Once the pictures are set aside, transcribe the remaining data exactly.
#### THE DATA
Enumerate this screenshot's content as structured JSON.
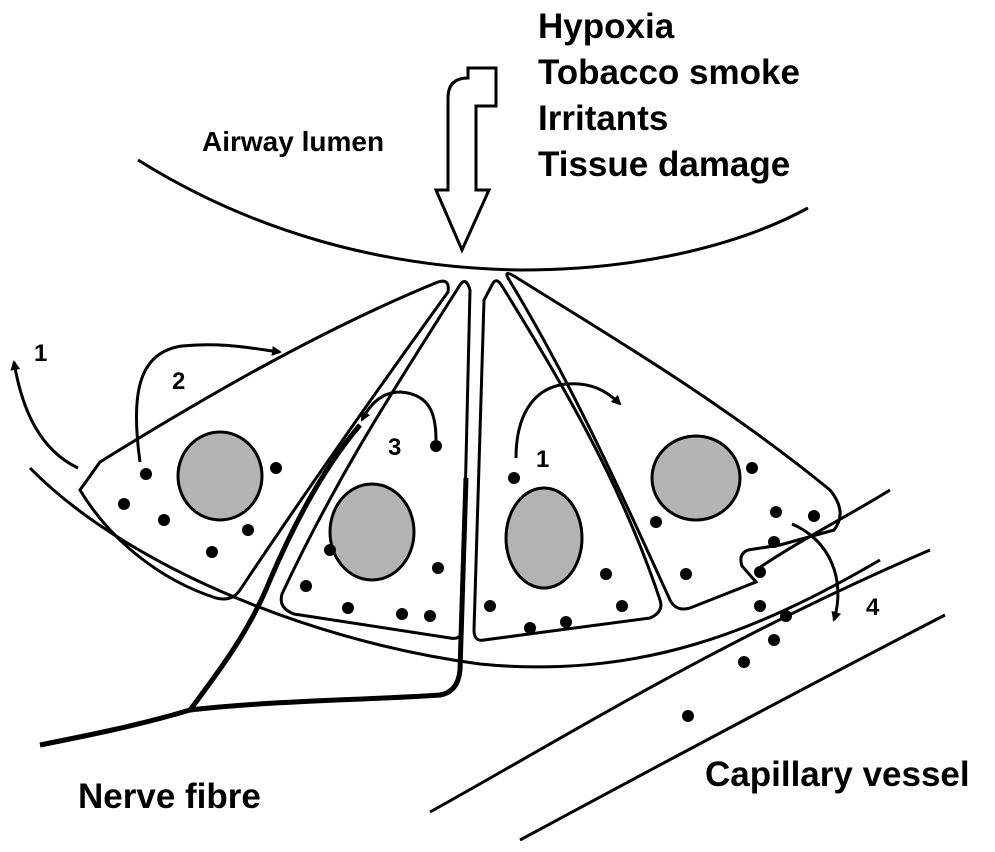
{
  "labels": {
    "airway_lumen": "Airway lumen",
    "nerve_fibre": "Nerve fibre",
    "capillary_vessel": "Capillary vessel"
  },
  "stimuli": [
    "Hypoxia",
    "Tobacco smoke",
    "Irritants",
    "Tissue damage"
  ],
  "pathway_numbers": {
    "left_1": "1",
    "left_2": "2",
    "center_3": "3",
    "center_1": "1",
    "right_4": "4"
  },
  "colors": {
    "line": "#000000",
    "nucleus_fill": "#b3b3b3",
    "granule": "#000000",
    "background": "#ffffff"
  }
}
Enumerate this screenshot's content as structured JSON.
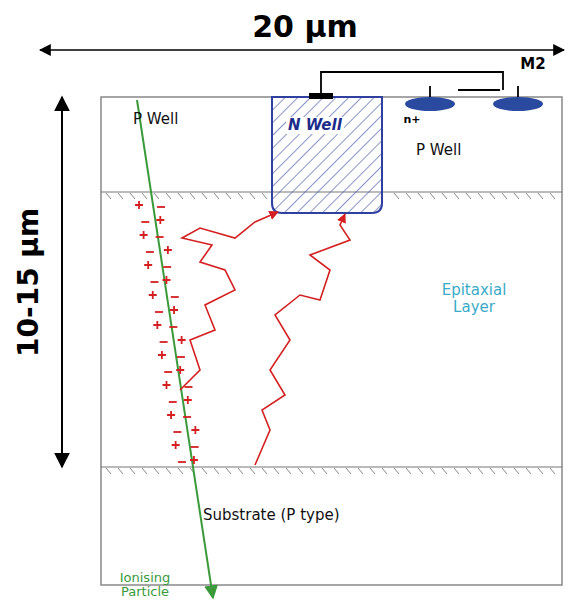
{
  "diagram": {
    "nodes": [
      {
        "text": [
          "P Well"
        ]
      },
      {
        "text": [
          "N Well"
        ]
      },
      {
        "text": [
          "P Well"
        ]
      },
      {
        "text": [
          "Epitaxial Layer"
        ]
      },
      {
        "text": [
          "Substrate (P type)"
        ]
      }
    ],
    "labels": [
      "20 µm",
      "10-15 µm",
      "M2",
      "n+",
      "Ionising Particle"
    ]
  }
}
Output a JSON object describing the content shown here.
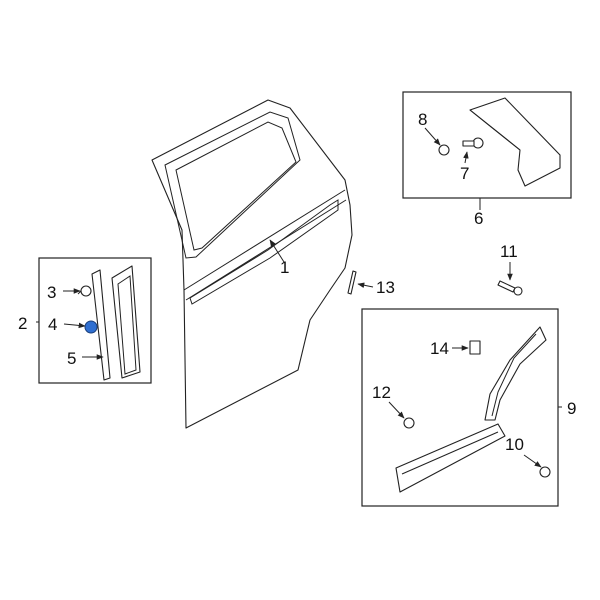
{
  "callouts": [
    "1",
    "2",
    "3",
    "4",
    "5",
    "6",
    "7",
    "8",
    "9",
    "10",
    "11",
    "12",
    "13",
    "14"
  ],
  "colors": {
    "line": "#222222",
    "highlight": "#2f6fd1",
    "background": "#ffffff"
  }
}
########
= SOLUTION BELOW =
Enumerate this screenshot's content as structured JSON.
{
  "labels": {
    "airway_lumen": "Airway lumen",
    "nerve_fibre": "Nerve fibre",
    "capillary_vessel": "Capillary vessel"
  },
  "stimuli": [
    "Hypoxia",
    "Tobacco smoke",
    "Irritants",
    "Tissue damage"
  ],
  "pathway_numbers": {
    "left_1": "1",
    "left_2": "2",
    "center_3": "3",
    "center_1": "1",
    "right_4": "4"
  },
  "colors": {
    "line": "#000000",
    "nucleus_fill": "#b3b3b3",
    "granule": "#000000",
    "background": "#ffffff"
  }
}
Enumerate this screenshot's content as structured JSON.
{
  "diagram": {
    "nodes": [
      {
        "text": [
          "P Well"
        ]
      },
      {
        "text": [
          "N Well"
        ]
      },
      {
        "text": [
          "P Well"
        ]
      },
      {
        "text": [
          "Epitaxial Layer"
        ]
      },
      {
        "text": [
          "Substrate (P type)"
        ]
      }
    ],
    "labels": [
      "20 µm",
      "10-15 µm",
      "M2",
      "n+",
      "Ionising Particle"
    ]
  }
}
Output a JSON object describing the content shown here.
{
  "callouts": [
    "1",
    "2",
    "3",
    "4",
    "5",
    "6",
    "7",
    "8",
    "9",
    "10",
    "11",
    "12",
    "13",
    "14"
  ],
  "colors": {
    "line": "#222222",
    "highlight": "#2f6fd1",
    "background": "#ffffff"
  }
}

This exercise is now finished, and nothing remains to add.